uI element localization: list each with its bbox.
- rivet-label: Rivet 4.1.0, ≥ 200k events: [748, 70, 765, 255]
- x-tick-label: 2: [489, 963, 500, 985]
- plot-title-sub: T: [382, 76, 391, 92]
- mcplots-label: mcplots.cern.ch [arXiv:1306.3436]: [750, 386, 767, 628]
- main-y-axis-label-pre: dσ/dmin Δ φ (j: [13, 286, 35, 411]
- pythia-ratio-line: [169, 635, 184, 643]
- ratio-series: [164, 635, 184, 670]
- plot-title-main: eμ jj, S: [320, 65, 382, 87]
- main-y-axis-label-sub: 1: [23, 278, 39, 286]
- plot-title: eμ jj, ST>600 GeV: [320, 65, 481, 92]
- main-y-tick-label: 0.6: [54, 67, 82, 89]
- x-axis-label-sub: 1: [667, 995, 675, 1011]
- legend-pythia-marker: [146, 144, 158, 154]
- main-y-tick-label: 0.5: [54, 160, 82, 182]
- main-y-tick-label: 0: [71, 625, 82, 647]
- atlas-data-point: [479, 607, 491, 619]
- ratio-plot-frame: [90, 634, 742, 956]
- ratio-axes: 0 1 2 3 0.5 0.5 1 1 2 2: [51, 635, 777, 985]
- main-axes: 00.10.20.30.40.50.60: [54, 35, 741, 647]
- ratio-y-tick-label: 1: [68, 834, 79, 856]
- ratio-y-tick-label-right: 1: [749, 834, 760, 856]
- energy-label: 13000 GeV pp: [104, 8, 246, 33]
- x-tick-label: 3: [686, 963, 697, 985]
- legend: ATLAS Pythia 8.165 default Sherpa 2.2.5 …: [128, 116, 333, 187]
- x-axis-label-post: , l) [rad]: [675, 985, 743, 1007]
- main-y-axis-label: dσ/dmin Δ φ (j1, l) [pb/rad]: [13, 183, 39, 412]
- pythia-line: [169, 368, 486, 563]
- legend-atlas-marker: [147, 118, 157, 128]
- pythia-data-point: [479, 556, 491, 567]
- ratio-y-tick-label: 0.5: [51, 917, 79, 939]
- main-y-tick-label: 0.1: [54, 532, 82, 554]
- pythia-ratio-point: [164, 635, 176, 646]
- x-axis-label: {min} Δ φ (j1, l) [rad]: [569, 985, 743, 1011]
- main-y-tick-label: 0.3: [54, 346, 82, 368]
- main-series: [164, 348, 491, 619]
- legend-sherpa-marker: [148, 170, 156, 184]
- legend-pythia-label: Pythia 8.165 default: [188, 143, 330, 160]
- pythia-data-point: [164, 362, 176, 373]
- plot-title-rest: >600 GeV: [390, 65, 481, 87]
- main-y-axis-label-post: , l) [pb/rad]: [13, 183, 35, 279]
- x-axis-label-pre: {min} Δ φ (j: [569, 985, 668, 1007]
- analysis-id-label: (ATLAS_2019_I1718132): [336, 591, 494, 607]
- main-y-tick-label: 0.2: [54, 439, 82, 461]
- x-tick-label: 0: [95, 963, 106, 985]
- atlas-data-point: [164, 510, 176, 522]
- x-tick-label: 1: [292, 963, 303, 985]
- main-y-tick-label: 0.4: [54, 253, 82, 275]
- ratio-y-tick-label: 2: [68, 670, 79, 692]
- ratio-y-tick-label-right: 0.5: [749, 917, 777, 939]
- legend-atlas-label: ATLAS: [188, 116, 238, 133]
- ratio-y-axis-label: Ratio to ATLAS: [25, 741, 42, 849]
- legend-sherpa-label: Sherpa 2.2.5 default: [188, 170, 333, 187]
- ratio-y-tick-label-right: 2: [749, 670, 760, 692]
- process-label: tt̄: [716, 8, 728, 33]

» Set exercise: Count the lines in the entries above that contain the string "post", treating uppercase and lowercase letters as distinct. Reply with the number alone.

» Full answer: 2